:: Material ::

● ● ● ● ● ● ●

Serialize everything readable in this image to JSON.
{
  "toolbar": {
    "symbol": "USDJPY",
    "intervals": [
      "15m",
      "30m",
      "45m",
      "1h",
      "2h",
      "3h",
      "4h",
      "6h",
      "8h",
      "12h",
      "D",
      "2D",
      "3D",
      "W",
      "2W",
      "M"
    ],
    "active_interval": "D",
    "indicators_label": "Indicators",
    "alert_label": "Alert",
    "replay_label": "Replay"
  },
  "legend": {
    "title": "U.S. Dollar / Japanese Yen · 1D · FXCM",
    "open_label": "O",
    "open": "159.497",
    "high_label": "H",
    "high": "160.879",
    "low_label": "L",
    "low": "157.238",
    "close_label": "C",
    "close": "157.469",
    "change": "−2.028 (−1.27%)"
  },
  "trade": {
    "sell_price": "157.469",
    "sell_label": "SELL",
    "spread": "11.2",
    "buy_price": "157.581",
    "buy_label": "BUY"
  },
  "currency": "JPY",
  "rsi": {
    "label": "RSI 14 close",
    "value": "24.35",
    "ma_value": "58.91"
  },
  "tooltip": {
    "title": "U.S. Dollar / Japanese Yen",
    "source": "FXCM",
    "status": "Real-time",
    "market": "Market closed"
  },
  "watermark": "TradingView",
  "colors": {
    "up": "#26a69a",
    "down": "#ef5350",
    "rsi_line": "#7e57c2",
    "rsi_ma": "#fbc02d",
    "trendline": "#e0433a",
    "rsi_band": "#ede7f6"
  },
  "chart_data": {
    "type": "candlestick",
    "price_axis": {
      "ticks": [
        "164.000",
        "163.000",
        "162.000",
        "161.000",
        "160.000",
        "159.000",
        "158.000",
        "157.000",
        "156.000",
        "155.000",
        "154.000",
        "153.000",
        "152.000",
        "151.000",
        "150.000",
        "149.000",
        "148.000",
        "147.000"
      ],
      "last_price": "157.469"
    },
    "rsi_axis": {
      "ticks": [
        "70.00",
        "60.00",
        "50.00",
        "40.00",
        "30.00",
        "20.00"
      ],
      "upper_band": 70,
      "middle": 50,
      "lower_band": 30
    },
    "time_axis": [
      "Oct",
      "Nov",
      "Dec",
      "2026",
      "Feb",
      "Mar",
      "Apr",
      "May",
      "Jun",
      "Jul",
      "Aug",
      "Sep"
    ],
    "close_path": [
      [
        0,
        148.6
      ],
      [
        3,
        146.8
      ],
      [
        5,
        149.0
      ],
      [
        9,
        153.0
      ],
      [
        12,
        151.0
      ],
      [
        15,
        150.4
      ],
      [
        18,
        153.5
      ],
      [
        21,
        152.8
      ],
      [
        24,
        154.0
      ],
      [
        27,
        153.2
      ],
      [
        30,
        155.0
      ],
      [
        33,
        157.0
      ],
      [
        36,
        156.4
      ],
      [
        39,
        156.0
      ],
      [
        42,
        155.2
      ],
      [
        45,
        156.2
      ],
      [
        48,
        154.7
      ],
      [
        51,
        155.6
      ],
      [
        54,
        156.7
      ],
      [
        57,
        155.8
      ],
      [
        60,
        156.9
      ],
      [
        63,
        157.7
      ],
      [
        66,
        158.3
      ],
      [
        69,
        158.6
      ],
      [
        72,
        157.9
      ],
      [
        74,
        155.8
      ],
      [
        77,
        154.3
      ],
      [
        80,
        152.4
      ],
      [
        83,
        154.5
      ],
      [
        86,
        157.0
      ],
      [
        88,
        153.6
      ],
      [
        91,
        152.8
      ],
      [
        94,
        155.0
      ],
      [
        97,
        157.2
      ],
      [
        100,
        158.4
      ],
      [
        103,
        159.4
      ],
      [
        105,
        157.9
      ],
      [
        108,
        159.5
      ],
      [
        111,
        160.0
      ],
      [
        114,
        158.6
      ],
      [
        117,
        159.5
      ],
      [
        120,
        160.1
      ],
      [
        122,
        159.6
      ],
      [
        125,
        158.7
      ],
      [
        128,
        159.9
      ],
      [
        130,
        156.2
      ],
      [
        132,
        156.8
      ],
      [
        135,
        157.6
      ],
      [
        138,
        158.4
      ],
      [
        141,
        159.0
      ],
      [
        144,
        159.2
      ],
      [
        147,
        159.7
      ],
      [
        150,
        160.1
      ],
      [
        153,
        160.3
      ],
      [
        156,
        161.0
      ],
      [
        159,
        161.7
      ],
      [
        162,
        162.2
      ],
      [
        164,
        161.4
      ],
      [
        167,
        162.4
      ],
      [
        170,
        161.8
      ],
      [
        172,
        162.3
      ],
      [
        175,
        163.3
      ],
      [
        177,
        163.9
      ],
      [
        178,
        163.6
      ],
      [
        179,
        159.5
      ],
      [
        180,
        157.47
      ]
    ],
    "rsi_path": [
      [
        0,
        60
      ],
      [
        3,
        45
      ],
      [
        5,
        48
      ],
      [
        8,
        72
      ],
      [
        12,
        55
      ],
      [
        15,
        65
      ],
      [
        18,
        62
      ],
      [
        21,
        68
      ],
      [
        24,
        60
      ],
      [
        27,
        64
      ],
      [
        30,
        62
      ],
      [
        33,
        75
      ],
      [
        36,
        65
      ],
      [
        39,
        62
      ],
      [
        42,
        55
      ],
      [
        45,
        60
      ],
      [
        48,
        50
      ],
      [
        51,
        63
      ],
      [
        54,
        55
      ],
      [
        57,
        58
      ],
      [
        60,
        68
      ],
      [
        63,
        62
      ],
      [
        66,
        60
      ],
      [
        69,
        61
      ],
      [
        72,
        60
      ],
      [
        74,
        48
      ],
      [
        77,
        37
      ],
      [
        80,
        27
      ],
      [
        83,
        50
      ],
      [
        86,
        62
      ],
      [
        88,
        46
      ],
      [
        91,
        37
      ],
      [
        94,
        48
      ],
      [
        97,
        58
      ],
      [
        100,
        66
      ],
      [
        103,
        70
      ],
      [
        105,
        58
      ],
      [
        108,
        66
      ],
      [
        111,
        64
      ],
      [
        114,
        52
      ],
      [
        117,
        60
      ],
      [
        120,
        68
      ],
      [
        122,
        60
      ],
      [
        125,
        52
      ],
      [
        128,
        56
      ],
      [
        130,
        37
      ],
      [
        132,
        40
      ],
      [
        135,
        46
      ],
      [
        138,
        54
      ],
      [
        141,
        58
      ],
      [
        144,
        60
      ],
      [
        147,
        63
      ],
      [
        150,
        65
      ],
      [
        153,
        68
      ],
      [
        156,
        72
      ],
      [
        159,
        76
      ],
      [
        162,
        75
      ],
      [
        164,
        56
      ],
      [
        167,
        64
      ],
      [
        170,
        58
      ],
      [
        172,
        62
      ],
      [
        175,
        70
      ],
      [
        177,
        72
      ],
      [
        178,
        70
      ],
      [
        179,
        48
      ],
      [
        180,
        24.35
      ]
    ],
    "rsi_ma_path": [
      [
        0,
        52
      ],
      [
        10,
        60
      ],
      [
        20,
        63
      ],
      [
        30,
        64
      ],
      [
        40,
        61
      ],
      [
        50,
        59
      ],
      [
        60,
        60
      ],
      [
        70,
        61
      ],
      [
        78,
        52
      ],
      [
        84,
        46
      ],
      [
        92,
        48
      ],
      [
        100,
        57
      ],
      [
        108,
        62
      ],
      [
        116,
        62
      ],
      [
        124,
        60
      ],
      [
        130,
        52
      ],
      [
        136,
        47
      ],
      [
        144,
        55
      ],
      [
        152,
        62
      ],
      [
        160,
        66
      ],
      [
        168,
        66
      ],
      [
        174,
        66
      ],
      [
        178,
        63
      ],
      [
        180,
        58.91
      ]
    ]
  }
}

● ● ● ● ● ● ●

:: Aim ::
Repeat all of the records above exactly as they appear.

:: Exercise output ::
Serialize everything readable in this image to JSON.
{
  "toolbar": {
    "symbol": "USDJPY",
    "intervals": [
      "15m",
      "30m",
      "45m",
      "1h",
      "2h",
      "3h",
      "4h",
      "6h",
      "8h",
      "12h",
      "D",
      "2D",
      "3D",
      "W",
      "2W",
      "M"
    ],
    "active_interval": "D",
    "indicators_label": "Indicators",
    "alert_label": "Alert",
    "replay_label": "Replay"
  },
  "legend": {
    "title": "U.S. Dollar / Japanese Yen · 1D · FXCM",
    "open_label": "O",
    "open": "159.497",
    "high_label": "H",
    "high": "160.879",
    "low_label": "L",
    "low": "157.238",
    "close_label": "C",
    "close": "157.469",
    "change": "−2.028 (−1.27%)"
  },
  "trade": {
    "sell_price": "157.469",
    "sell_label": "SELL",
    "spread": "11.2",
    "buy_price": "157.581",
    "buy_label": "BUY"
  },
  "currency": "JPY",
  "rsi": {
    "label": "RSI 14 close",
    "value": "24.35",
    "ma_value": "58.91"
  },
  "tooltip": {
    "title": "U.S. Dollar / Japanese Yen",
    "source": "FXCM",
    "status": "Real-time",
    "market": "Market closed"
  },
  "watermark": "TradingView",
  "colors": {
    "up": "#26a69a",
    "down": "#ef5350",
    "rsi_line": "#7e57c2",
    "rsi_ma": "#fbc02d",
    "trendline": "#e0433a",
    "rsi_band": "#ede7f6"
  },
  "chart_data": {
    "type": "candlestick",
    "price_axis": {
      "ticks": [
        "164.000",
        "163.000",
        "162.000",
        "161.000",
        "160.000",
        "159.000",
        "158.000",
        "157.000",
        "156.000",
        "155.000",
        "154.000",
        "153.000",
        "152.000",
        "151.000",
        "150.000",
        "149.000",
        "148.000",
        "147.000"
      ],
      "last_price": "157.469"
    },
    "rsi_axis": {
      "ticks": [
        "70.00",
        "60.00",
        "50.00",
        "40.00",
        "30.00",
        "20.00"
      ],
      "upper_band": 70,
      "middle": 50,
      "lower_band": 30
    },
    "time_axis": [
      "Oct",
      "Nov",
      "Dec",
      "2026",
      "Feb",
      "Mar",
      "Apr",
      "May",
      "Jun",
      "Jul",
      "Aug",
      "Sep"
    ],
    "close_path": [
      [
        0,
        148.6
      ],
      [
        3,
        146.8
      ],
      [
        5,
        149.0
      ],
      [
        9,
        153.0
      ],
      [
        12,
        151.0
      ],
      [
        15,
        150.4
      ],
      [
        18,
        153.5
      ],
      [
        21,
        152.8
      ],
      [
        24,
        154.0
      ],
      [
        27,
        153.2
      ],
      [
        30,
        155.0
      ],
      [
        33,
        157.0
      ],
      [
        36,
        156.4
      ],
      [
        39,
        156.0
      ],
      [
        42,
        155.2
      ],
      [
        45,
        156.2
      ],
      [
        48,
        154.7
      ],
      [
        51,
        155.6
      ],
      [
        54,
        156.7
      ],
      [
        57,
        155.8
      ],
      [
        60,
        156.9
      ],
      [
        63,
        157.7
      ],
      [
        66,
        158.3
      ],
      [
        69,
        158.6
      ],
      [
        72,
        157.9
      ],
      [
        74,
        155.8
      ],
      [
        77,
        154.3
      ],
      [
        80,
        152.4
      ],
      [
        83,
        154.5
      ],
      [
        86,
        157.0
      ],
      [
        88,
        153.6
      ],
      [
        91,
        152.8
      ],
      [
        94,
        155.0
      ],
      [
        97,
        157.2
      ],
      [
        100,
        158.4
      ],
      [
        103,
        159.4
      ],
      [
        105,
        157.9
      ],
      [
        108,
        159.5
      ],
      [
        111,
        160.0
      ],
      [
        114,
        158.6
      ],
      [
        117,
        159.5
      ],
      [
        120,
        160.1
      ],
      [
        122,
        159.6
      ],
      [
        125,
        158.7
      ],
      [
        128,
        159.9
      ],
      [
        130,
        156.2
      ],
      [
        132,
        156.8
      ],
      [
        135,
        157.6
      ],
      [
        138,
        158.4
      ],
      [
        141,
        159.0
      ],
      [
        144,
        159.2
      ],
      [
        147,
        159.7
      ],
      [
        150,
        160.1
      ],
      [
        153,
        160.3
      ],
      [
        156,
        161.0
      ],
      [
        159,
        161.7
      ],
      [
        162,
        162.2
      ],
      [
        164,
        161.4
      ],
      [
        167,
        162.4
      ],
      [
        170,
        161.8
      ],
      [
        172,
        162.3
      ],
      [
        175,
        163.3
      ],
      [
        177,
        163.9
      ],
      [
        178,
        163.6
      ],
      [
        179,
        159.5
      ],
      [
        180,
        157.47
      ]
    ],
    "rsi_path": [
      [
        0,
        60
      ],
      [
        3,
        45
      ],
      [
        5,
        48
      ],
      [
        8,
        72
      ],
      [
        12,
        55
      ],
      [
        15,
        65
      ],
      [
        18,
        62
      ],
      [
        21,
        68
      ],
      [
        24,
        60
      ],
      [
        27,
        64
      ],
      [
        30,
        62
      ],
      [
        33,
        75
      ],
      [
        36,
        65
      ],
      [
        39,
        62
      ],
      [
        42,
        55
      ],
      [
        45,
        60
      ],
      [
        48,
        50
      ],
      [
        51,
        63
      ],
      [
        54,
        55
      ],
      [
        57,
        58
      ],
      [
        60,
        68
      ],
      [
        63,
        62
      ],
      [
        66,
        60
      ],
      [
        69,
        61
      ],
      [
        72,
        60
      ],
      [
        74,
        48
      ],
      [
        77,
        37
      ],
      [
        80,
        27
      ],
      [
        83,
        50
      ],
      [
        86,
        62
      ],
      [
        88,
        46
      ],
      [
        91,
        37
      ],
      [
        94,
        48
      ],
      [
        97,
        58
      ],
      [
        100,
        66
      ],
      [
        103,
        70
      ],
      [
        105,
        58
      ],
      [
        108,
        66
      ],
      [
        111,
        64
      ],
      [
        114,
        52
      ],
      [
        117,
        60
      ],
      [
        120,
        68
      ],
      [
        122,
        60
      ],
      [
        125,
        52
      ],
      [
        128,
        56
      ],
      [
        130,
        37
      ],
      [
        132,
        40
      ],
      [
        135,
        46
      ],
      [
        138,
        54
      ],
      [
        141,
        58
      ],
      [
        144,
        60
      ],
      [
        147,
        63
      ],
      [
        150,
        65
      ],
      [
        153,
        68
      ],
      [
        156,
        72
      ],
      [
        159,
        76
      ],
      [
        162,
        75
      ],
      [
        164,
        56
      ],
      [
        167,
        64
      ],
      [
        170,
        58
      ],
      [
        172,
        62
      ],
      [
        175,
        70
      ],
      [
        177,
        72
      ],
      [
        178,
        70
      ],
      [
        179,
        48
      ],
      [
        180,
        24.35
      ]
    ],
    "rsi_ma_path": [
      [
        0,
        52
      ],
      [
        10,
        60
      ],
      [
        20,
        63
      ],
      [
        30,
        64
      ],
      [
        40,
        61
      ],
      [
        50,
        59
      ],
      [
        60,
        60
      ],
      [
        70,
        61
      ],
      [
        78,
        52
      ],
      [
        84,
        46
      ],
      [
        92,
        48
      ],
      [
        100,
        57
      ],
      [
        108,
        62
      ],
      [
        116,
        62
      ],
      [
        124,
        60
      ],
      [
        130,
        52
      ],
      [
        136,
        47
      ],
      [
        144,
        55
      ],
      [
        152,
        62
      ],
      [
        160,
        66
      ],
      [
        168,
        66
      ],
      [
        174,
        66
      ],
      [
        178,
        63
      ],
      [
        180,
        58.91
      ]
    ]
  }
}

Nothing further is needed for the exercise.